Objective
State how many lines of the listing below include the word "រគមន". Give only the number.

[Begin Excerpted data]

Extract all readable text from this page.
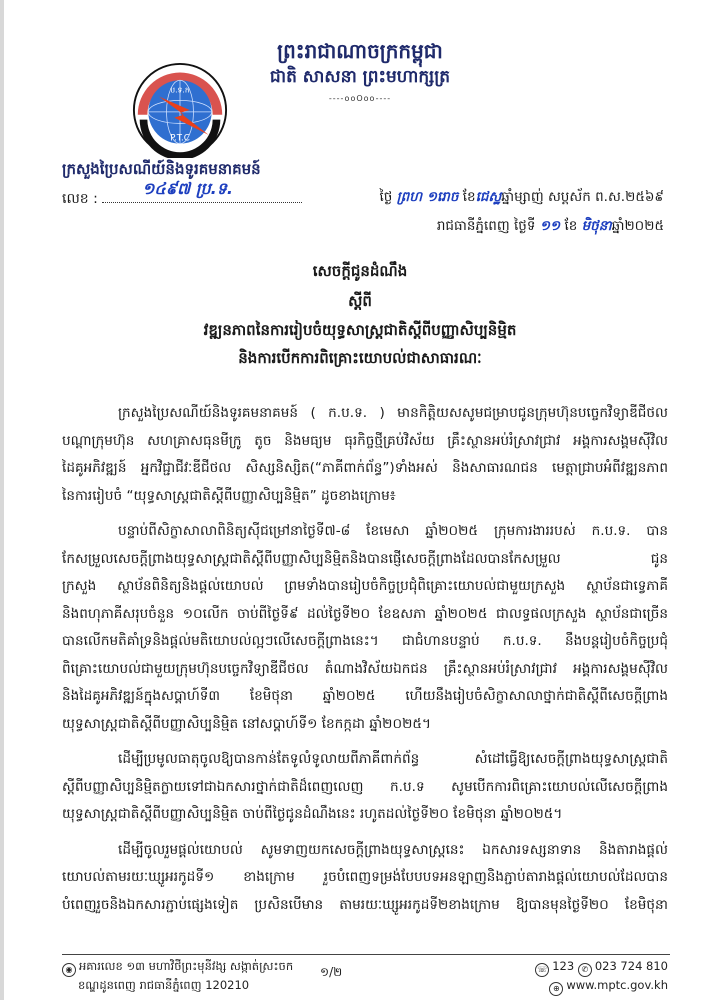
ព្រះរាជាណាចក្រកម្ពុជា
ជាតិ សាសនា ព្រះមហាក្សត្រ
----ooOoo----
ប.ទ.ក
P.T.C
ក្រសួងប្រៃសណីយ៍និងទូរគមនាគមន៍
លេខ :
១៤៩៧ ប្រ.ទ.	ថ្ងៃ ព្រហ ១រោច ខែជេស្ឋឆ្នាំម្សាញ់ សប្តស័ក ព.ស.២៥៦៩
រាជធានីភ្នំពេញ ថ្ងៃទី ១១ ខែ មិថុនាឆ្នាំ២០២៥
សេចក្តីជូនដំណឹង
ស្តីពី
វឌ្ឍនភាពនៃការរៀបចំយុទ្ធសាស្ត្រជាតិស្តីពីបញ្ញាសិប្បនិម្មិត
និងការបើកការពិគ្រោះយោបល់ជាសាធារណៈ
ក្រសួងប្រៃសណីយ៍និងទូរគមនាគមន៍ ( ក.ប.ទ. ) មានកិត្តិយសសូមជម្រាបជូនក្រុមហ៊ុនបច្ចេកវិទ្យាឌីជីថល
បណ្តាក្រុមហ៊ុន សហគ្រាសធុនមីក្រូ តូច និងមធ្យម ធុរកិច្ចថ្មីគ្រប់វិស័យ គ្រឹះស្ថានអប់រំស្រាវជ្រាវ អង្គការសង្គមស៊ីវិល
ដៃគូអភិវឌ្ឍន៍ អ្នកវិជ្ជាជីវៈឌីជីថល សិស្សនិស្សិត(“ភាគីពាក់ព័ន្ធ”)ទាំងអស់ និងសាធារណជន មេត្តាជ្រាបអំពីវឌ្ឍនភាព
នៃការរៀបចំ “យុទ្ធសាស្ត្រជាតិស្តីពីបញ្ញាសិប្បនិម្មិត” ដូចខាងក្រោម៖
បន្ទាប់ពីសិក្ខាសាលាពិនិត្យស៊ីជម្រៅនាថ្ងៃទី៧-៨ ខែមេសា ឆ្នាំ២០២៥ ក្រុមការងាររបស់ ក.ប.ទ. បាន
កែសម្រួលសេចក្តីព្រាងយុទ្ធសាស្ត្រជាតិស្តីពីបញ្ញាសិប្បនិម្មិតនិងបានផ្ញើសេចក្តីព្រាងដែលបានកែសម្រួល ជូន
ក្រសួង ស្ថាប័នពិនិត្យនិងផ្តល់យោបល់ ព្រមទាំងបានរៀបចំកិច្ចប្រជុំពិគ្រោះយោបល់ជាមួយក្រសួង ស្ថាប័នជាទ្វេភាគី
និងពហុភាគីសរុបចំនួន ១០លើក ចាប់ពីថ្ងៃទី៩ ដល់ថ្ងៃទី២០ ខែឧសភា ឆ្នាំ២០២៥ ជាលទ្ធផលក្រសួង ស្ថាប័នជាច្រើន
បានលើកមតិគាំទ្រនិងផ្តល់មតិយោបល់ល្អៗលើសេចក្តីព្រាងនេះ។ ជាជំហានបន្ទាប់ ក.ប.ទ. នឹងបន្តរៀបចំកិច្ចប្រជុំ
ពិគ្រោះយោបល់ជាមួយក្រុមហ៊ុនបច្ចេកវិទ្យាឌីជីថល តំណាងវិស័យឯកជន គ្រឹះស្ថានអប់រំស្រាវជ្រាវ អង្គការសង្គមស៊ីវិល
និងដៃគូអភិវឌ្ឍន៍ក្នុងសប្តាហ៍ទី៣ ខែមិថុនា ឆ្នាំ២០២៥ ហើយនឹងរៀបចំសិក្ខាសាលាថ្នាក់ជាតិស្តីពីសេចក្តីព្រាង
យុទ្ធសាស្ត្រជាតិស្តីពីបញ្ញាសិប្បនិម្មិត នៅសប្តាហ៍ទី១ ខែកក្កដា ឆ្នាំ២០២៥។
ដើម្បីប្រមូលធាតុចូលឱ្យបានកាន់តែទូលំទូលាយពីភាគីពាក់ព័ន្ធ សំដៅធ្វើឱ្យសេចក្តីព្រាងយុទ្ធសាស្ត្រជាតិ
ស្តីពីបញ្ញាសិប្បនិម្មិតក្លាយទៅជាឯកសារថ្នាក់ជាតិដ៏ពេញលេញ ក.ប.ទ សូមបើកការពិគ្រោះយោបល់លើសេចក្តីព្រាង
យុទ្ធសាស្ត្រជាតិស្តីពីបញ្ញាសិប្បនិម្មិត ចាប់ពីថ្ងៃជូនដំណឹងនេះ រហូតដល់ថ្ងៃទី២០ ខែមិថុនា ឆ្នាំ២០២៥។
ដើម្បីចូលរួមផ្តល់យោបល់ សូមទាញយកសេចក្តីព្រាងយុទ្ធសាស្ត្រនេះ ឯកសារទស្សនាទាន និងតារាងផ្តល់
យោបល់តាមរយៈឃ្សូអរកូដទី១ ខាងក្រោម រួចបំពេញទម្រង់បែបបទអនឡាញនិងភ្ជាប់តារាងផ្តល់យោបល់ដែលបាន
បំពេញរួចនិងឯកសារភ្ជាប់ផ្សេងទៀត ប្រសិនបើមាន តាមរយៈឃ្សូអរកូដទី២ខាងក្រោម ឱ្យបានមុនថ្ងៃទី២០ ខែមិថុនា
◉ អគារលេខ ១៣ មហាវិថីព្រះមុនីវង្ស សង្កាត់ស្រះចក
ខណ្ឌដូនពេញ រាជធានីភ្នំពេញ 120210
១/២	☏ 123 ✆ 023 724 810
⊕ www.mptc.gov.kh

[End Excerpted data]

Complete output
2